Les Dilemmes de la métaphysique pure/Introduction

INTRODUCTION


I

Position du problème. — Une question à se proposer pour une personne au courant des méthodes scientifiques, mais qui n’aurait pas encore songé à se faire une opinion ferme sur les questions débattues entre les philosophes, pourrait être celle-ci :

Est-il possible de soumettre à une méthode dichotomique les systèmes les plus recommandés par la renommée de leurs auteurs, et qui sont inconciliables entre eux, en les amenant à répondre à un petit nombre de questions qu’on formulerait soi-même sur les sujets qui paraîtraient de la plus grande portée ; cela fait, de chercher, après avoir posé sur chaque point une alternative logique, si les propositions contradictoires, extraites des doctrines, et élucidées, ne font pas corps entre elles d’un certain côté, par opposition aux autres, d’un autre côté ; de trouver le lieu central, pour ainsi dire, où la scission a son siège et d’où elle s’étend ; enfin, en présence de deux systèmes ainsi rendu cohérents, prendre un parti sur le meilleur fondement à donner à ces motifs de croire en ces matières inaccessibles à l’expérience et placées au-dessus du raisonnement ?

Matériel fourni
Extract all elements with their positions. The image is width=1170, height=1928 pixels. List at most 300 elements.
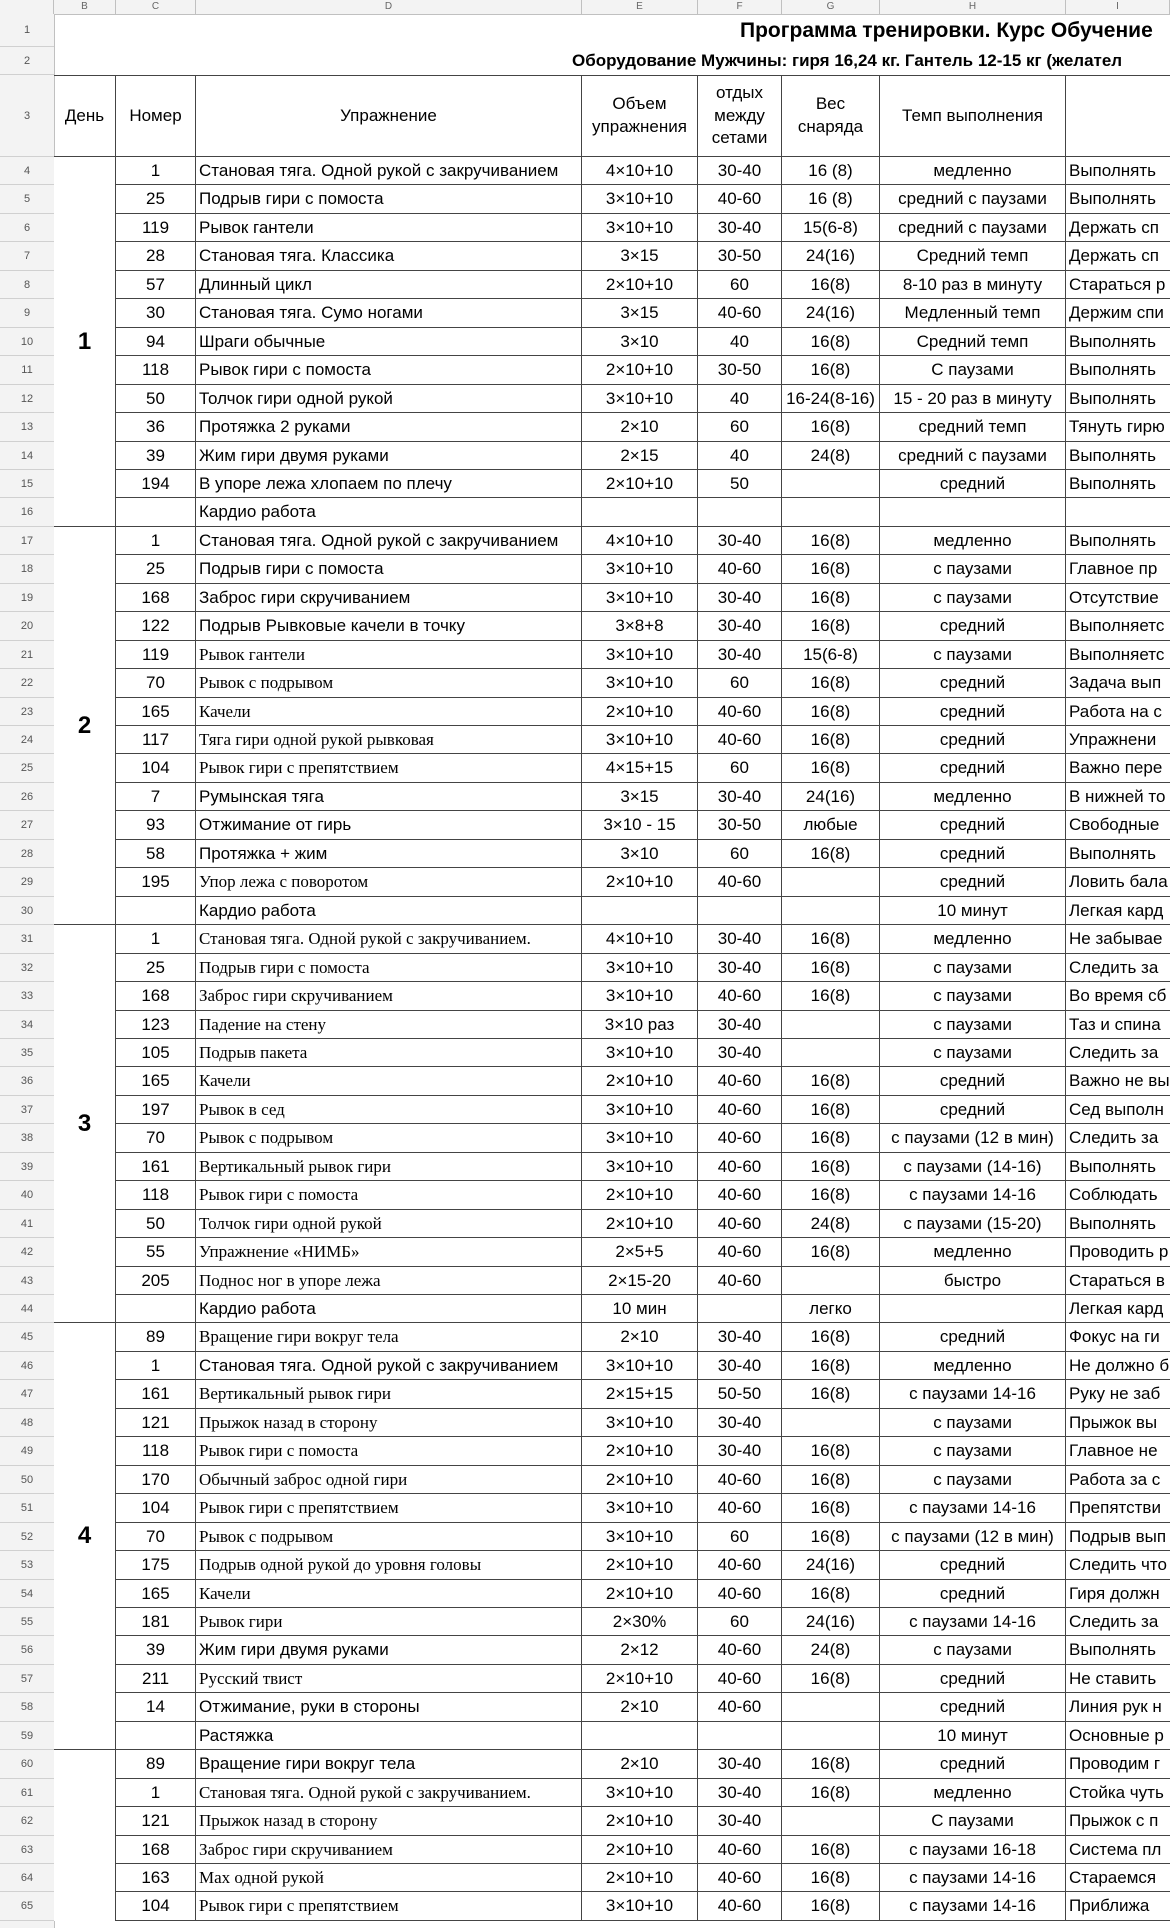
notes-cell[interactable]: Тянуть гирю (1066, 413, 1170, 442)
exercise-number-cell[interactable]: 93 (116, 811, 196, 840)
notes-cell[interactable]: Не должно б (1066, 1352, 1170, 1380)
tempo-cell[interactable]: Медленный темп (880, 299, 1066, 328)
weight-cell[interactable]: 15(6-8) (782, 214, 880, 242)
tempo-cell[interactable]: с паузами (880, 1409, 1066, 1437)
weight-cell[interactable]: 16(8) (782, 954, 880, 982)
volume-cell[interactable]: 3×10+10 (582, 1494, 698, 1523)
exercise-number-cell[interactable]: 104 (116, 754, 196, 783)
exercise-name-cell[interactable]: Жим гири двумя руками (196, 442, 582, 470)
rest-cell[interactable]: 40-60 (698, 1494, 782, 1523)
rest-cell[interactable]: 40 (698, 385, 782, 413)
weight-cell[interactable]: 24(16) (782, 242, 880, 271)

Liste des consignes
[1] Répondez brièvement aux questions suivantes sur l'introduction aux dilemmes de la métaphysique pure.
(a) À quelle sorte de personne la question posée pourrait-elle se proposer ?
(b) À quelle méthode s'agirait-il de soumettre les systèmes inconciliables entre eux ?
(c) Que faudrait-il poser sur chaque point ?
[2] Poursuivez l'introduction aux dilemmes de la métaphysique pure à partir de sa dernière phrase.

Réponses rédigées
[1]
(a) À une personne au courant des méthodes scientifiques, mais qui n'aurait pas encore songé à se faire une opinion ferme sur les questions débattues entre les philosophes.
(b) À une méthode dichotomique.
(c) Une alternative logique.

[2]
Et tout d’abord existe-t-il un principe, un seul, pour l’acceptation duquel il y ait unanimité parmi les philosophes ? C’est parce que un principe est requis, et que, toute preuve exigeant des prémisses, il faut s’arrêter, que la métaphysique, en son ensemble, est au dessus de la démonstration, quoique la logique soit le lien nécessaire de ses parties ; et elle domine pareillement l’ordre empirique des phénomènes, dont elle cherche la raison première en étudiant leurs lois, parce que le phénomène n’est jamais donné que sous condition, comme la preuve.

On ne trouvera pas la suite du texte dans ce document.